### Extracted data entries
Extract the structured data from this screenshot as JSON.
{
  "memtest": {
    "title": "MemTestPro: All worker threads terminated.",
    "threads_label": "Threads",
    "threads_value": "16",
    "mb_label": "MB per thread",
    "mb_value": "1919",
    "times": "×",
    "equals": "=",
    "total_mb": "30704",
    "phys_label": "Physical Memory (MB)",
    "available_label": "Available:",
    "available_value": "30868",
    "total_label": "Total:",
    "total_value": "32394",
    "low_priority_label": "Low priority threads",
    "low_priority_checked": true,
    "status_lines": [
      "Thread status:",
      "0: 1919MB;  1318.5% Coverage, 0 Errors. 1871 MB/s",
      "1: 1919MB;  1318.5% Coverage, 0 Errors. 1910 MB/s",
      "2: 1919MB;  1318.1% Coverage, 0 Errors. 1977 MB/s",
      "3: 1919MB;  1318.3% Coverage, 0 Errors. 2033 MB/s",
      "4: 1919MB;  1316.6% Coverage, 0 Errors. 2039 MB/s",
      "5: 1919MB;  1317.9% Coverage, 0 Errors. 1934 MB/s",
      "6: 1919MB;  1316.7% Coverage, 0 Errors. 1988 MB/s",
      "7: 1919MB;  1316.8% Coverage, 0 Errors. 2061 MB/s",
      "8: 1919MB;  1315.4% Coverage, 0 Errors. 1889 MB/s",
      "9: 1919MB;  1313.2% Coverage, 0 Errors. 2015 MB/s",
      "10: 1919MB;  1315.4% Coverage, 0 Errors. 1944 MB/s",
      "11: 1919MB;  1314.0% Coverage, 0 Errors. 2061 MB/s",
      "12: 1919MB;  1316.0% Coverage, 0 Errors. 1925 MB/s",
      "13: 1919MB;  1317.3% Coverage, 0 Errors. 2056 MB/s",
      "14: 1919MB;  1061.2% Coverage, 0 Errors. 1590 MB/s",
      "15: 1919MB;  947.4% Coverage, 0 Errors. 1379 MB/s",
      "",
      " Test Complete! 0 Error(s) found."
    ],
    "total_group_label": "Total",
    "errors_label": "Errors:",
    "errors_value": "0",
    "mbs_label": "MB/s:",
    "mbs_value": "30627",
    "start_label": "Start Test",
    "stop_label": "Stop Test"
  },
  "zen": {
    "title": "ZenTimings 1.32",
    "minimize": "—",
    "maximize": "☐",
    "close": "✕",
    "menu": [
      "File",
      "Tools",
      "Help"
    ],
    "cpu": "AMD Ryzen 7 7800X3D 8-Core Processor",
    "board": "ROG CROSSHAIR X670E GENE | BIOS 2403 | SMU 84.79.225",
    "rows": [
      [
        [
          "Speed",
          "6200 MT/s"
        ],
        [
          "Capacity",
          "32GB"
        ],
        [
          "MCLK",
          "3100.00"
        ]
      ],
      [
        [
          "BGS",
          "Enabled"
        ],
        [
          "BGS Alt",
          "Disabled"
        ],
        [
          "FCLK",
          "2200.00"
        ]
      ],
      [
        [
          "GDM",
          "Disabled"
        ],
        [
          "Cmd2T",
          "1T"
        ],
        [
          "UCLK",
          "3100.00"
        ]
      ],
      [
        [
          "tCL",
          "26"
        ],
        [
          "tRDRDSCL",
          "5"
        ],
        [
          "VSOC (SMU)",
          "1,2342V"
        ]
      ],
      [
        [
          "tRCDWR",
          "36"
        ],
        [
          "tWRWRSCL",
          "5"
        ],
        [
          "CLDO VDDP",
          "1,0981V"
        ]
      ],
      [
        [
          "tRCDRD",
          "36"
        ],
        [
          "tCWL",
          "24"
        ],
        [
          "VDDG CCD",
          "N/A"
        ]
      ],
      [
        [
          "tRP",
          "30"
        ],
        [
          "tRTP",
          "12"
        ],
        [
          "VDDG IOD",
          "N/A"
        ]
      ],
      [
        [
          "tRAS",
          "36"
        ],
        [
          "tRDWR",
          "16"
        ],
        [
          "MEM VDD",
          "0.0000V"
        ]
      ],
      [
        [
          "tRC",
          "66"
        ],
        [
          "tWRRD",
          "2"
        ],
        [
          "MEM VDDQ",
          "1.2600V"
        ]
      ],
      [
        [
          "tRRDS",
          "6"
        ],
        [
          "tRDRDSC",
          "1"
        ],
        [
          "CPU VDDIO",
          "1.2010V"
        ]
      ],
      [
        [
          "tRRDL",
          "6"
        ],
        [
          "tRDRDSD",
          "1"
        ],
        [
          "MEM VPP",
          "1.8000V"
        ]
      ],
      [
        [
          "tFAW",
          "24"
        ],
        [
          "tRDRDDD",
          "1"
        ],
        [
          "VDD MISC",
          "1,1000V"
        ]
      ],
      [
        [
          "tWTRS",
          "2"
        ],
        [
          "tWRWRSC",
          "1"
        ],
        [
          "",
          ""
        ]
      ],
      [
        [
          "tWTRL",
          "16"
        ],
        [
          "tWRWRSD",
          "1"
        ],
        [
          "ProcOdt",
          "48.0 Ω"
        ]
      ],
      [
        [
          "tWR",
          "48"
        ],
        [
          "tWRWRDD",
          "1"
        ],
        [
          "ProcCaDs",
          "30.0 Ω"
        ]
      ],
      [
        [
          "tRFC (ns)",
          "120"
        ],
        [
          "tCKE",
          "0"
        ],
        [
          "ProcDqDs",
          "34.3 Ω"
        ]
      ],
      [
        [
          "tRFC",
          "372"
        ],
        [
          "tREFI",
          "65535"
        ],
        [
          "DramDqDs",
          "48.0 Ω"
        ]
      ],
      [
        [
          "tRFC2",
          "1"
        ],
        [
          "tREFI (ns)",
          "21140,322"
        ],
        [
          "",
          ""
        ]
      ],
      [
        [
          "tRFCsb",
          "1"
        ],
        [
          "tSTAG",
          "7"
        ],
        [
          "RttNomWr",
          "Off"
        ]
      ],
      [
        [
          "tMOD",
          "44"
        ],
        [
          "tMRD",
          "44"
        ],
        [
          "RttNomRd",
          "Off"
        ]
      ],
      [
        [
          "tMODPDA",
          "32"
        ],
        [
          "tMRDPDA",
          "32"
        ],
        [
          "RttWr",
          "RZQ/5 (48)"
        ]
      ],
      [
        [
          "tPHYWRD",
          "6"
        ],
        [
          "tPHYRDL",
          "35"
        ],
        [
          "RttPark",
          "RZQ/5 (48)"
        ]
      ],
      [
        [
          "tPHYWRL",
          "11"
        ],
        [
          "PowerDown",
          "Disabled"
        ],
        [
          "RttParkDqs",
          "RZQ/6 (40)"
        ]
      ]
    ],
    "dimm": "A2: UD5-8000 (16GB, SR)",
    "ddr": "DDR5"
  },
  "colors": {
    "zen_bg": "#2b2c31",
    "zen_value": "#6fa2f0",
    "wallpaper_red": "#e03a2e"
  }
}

### What you are asked to do
Copy each record from above exactly, and include every line.

### Exercise output
Extract the structured data from this screenshot as JSON.
{
  "memtest": {
    "title": "MemTestPro: All worker threads terminated.",
    "threads_label": "Threads",
    "threads_value": "16",
    "mb_label": "MB per thread",
    "mb_value": "1919",
    "times": "×",
    "equals": "=",
    "total_mb": "30704",
    "phys_label": "Physical Memory (MB)",
    "available_label": "Available:",
    "available_value": "30868",
    "total_label": "Total:",
    "total_value": "32394",
    "low_priority_label": "Low priority threads",
    "low_priority_checked": true,
    "status_lines": [
      "Thread status:",
      "0: 1919MB;  1318.5% Coverage, 0 Errors. 1871 MB/s",
      "1: 1919MB;  1318.5% Coverage, 0 Errors. 1910 MB/s",
      "2: 1919MB;  1318.1% Coverage, 0 Errors. 1977 MB/s",
      "3: 1919MB;  1318.3% Coverage, 0 Errors. 2033 MB/s",
      "4: 1919MB;  1316.6% Coverage, 0 Errors. 2039 MB/s",
      "5: 1919MB;  1317.9% Coverage, 0 Errors. 1934 MB/s",
      "6: 1919MB;  1316.7% Coverage, 0 Errors. 1988 MB/s",
      "7: 1919MB;  1316.8% Coverage, 0 Errors. 2061 MB/s",
      "8: 1919MB;  1315.4% Coverage, 0 Errors. 1889 MB/s",
      "9: 1919MB;  1313.2% Coverage, 0 Errors. 2015 MB/s",
      "10: 1919MB;  1315.4% Coverage, 0 Errors. 1944 MB/s",
      "11: 1919MB;  1314.0% Coverage, 0 Errors. 2061 MB/s",
      "12: 1919MB;  1316.0% Coverage, 0 Errors. 1925 MB/s",
      "13: 1919MB;  1317.3% Coverage, 0 Errors. 2056 MB/s",
      "14: 1919MB;  1061.2% Coverage, 0 Errors. 1590 MB/s",
      "15: 1919MB;  947.4% Coverage, 0 Errors. 1379 MB/s",
      "",
      " Test Complete! 0 Error(s) found."
    ],
    "total_group_label": "Total",
    "errors_label": "Errors:",
    "errors_value": "0",
    "mbs_label": "MB/s:",
    "mbs_value": "30627",
    "start_label": "Start Test",
    "stop_label": "Stop Test"
  },
  "zen": {
    "title": "ZenTimings 1.32",
    "minimize": "—",
    "maximize": "☐",
    "close": "✕",
    "menu": [
      "File",
      "Tools",
      "Help"
    ],
    "cpu": "AMD Ryzen 7 7800X3D 8-Core Processor",
    "board": "ROG CROSSHAIR X670E GENE | BIOS 2403 | SMU 84.79.225",
    "rows": [
      [
        [
          "Speed",
          "6200 MT/s"
        ],
        [
          "Capacity",
          "32GB"
        ],
        [
          "MCLK",
          "3100.00"
        ]
      ],
      [
        [
          "BGS",
          "Enabled"
        ],
        [
          "BGS Alt",
          "Disabled"
        ],
        [
          "FCLK",
          "2200.00"
        ]
      ],
      [
        [
          "GDM",
          "Disabled"
        ],
        [
          "Cmd2T",
          "1T"
        ],
        [
          "UCLK",
          "3100.00"
        ]
      ],
      [
        [
          "tCL",
          "26"
        ],
        [
          "tRDRDSCL",
          "5"
        ],
        [
          "VSOC (SMU)",
          "1,2342V"
        ]
      ],
      [
        [
          "tRCDWR",
          "36"
        ],
        [
          "tWRWRSCL",
          "5"
        ],
        [
          "CLDO VDDP",
          "1,0981V"
        ]
      ],
      [
        [
          "tRCDRD",
          "36"
        ],
        [
          "tCWL",
          "24"
        ],
        [
          "VDDG CCD",
          "N/A"
        ]
      ],
      [
        [
          "tRP",
          "30"
        ],
        [
          "tRTP",
          "12"
        ],
        [
          "VDDG IOD",
          "N/A"
        ]
      ],
      [
        [
          "tRAS",
          "36"
        ],
        [
          "tRDWR",
          "16"
        ],
        [
          "MEM VDD",
          "0.0000V"
        ]
      ],
      [
        [
          "tRC",
          "66"
        ],
        [
          "tWRRD",
          "2"
        ],
        [
          "MEM VDDQ",
          "1.2600V"
        ]
      ],
      [
        [
          "tRRDS",
          "6"
        ],
        [
          "tRDRDSC",
          "1"
        ],
        [
          "CPU VDDIO",
          "1.2010V"
        ]
      ],
      [
        [
          "tRRDL",
          "6"
        ],
        [
          "tRDRDSD",
          "1"
        ],
        [
          "MEM VPP",
          "1.8000V"
        ]
      ],
      [
        [
          "tFAW",
          "24"
        ],
        [
          "tRDRDDD",
          "1"
        ],
        [
          "VDD MISC",
          "1,1000V"
        ]
      ],
      [
        [
          "tWTRS",
          "2"
        ],
        [
          "tWRWRSC",
          "1"
        ],
        [
          "",
          ""
        ]
      ],
      [
        [
          "tWTRL",
          "16"
        ],
        [
          "tWRWRSD",
          "1"
        ],
        [
          "ProcOdt",
          "48.0 Ω"
        ]
      ],
      [
        [
          "tWR",
          "48"
        ],
        [
          "tWRWRDD",
          "1"
        ],
        [
          "ProcCaDs",
          "30.0 Ω"
        ]
      ],
      [
        [
          "tRFC (ns)",
          "120"
        ],
        [
          "tCKE",
          "0"
        ],
        [
          "ProcDqDs",
          "34.3 Ω"
        ]
      ],
      [
        [
          "tRFC",
          "372"
        ],
        [
          "tREFI",
          "65535"
        ],
        [
          "DramDqDs",
          "48.0 Ω"
        ]
      ],
      [
        [
          "tRFC2",
          "1"
        ],
        [
          "tREFI (ns)",
          "21140,322"
        ],
        [
          "",
          ""
        ]
      ],
      [
        [
          "tRFCsb",
          "1"
        ],
        [
          "tSTAG",
          "7"
        ],
        [
          "RttNomWr",
          "Off"
        ]
      ],
      [
        [
          "tMOD",
          "44"
        ],
        [
          "tMRD",
          "44"
        ],
        [
          "RttNomRd",
          "Off"
        ]
      ],
      [
        [
          "tMODPDA",
          "32"
        ],
        [
          "tMRDPDA",
          "32"
        ],
        [
          "RttWr",
          "RZQ/5 (48)"
        ]
      ],
      [
        [
          "tPHYWRD",
          "6"
        ],
        [
          "tPHYRDL",
          "35"
        ],
        [
          "RttPark",
          "RZQ/5 (48)"
        ]
      ],
      [
        [
          "tPHYWRL",
          "11"
        ],
        [
          "PowerDown",
          "Disabled"
        ],
        [
          "RttParkDqs",
          "RZQ/6 (40)"
        ]
      ]
    ],
    "dimm": "A2: UD5-8000 (16GB, SR)",
    "ddr": "DDR5"
  },
  "colors": {
    "zen_bg": "#2b2c31",
    "zen_value": "#6fa2f0",
    "wallpaper_red": "#e03a2e"
  }
}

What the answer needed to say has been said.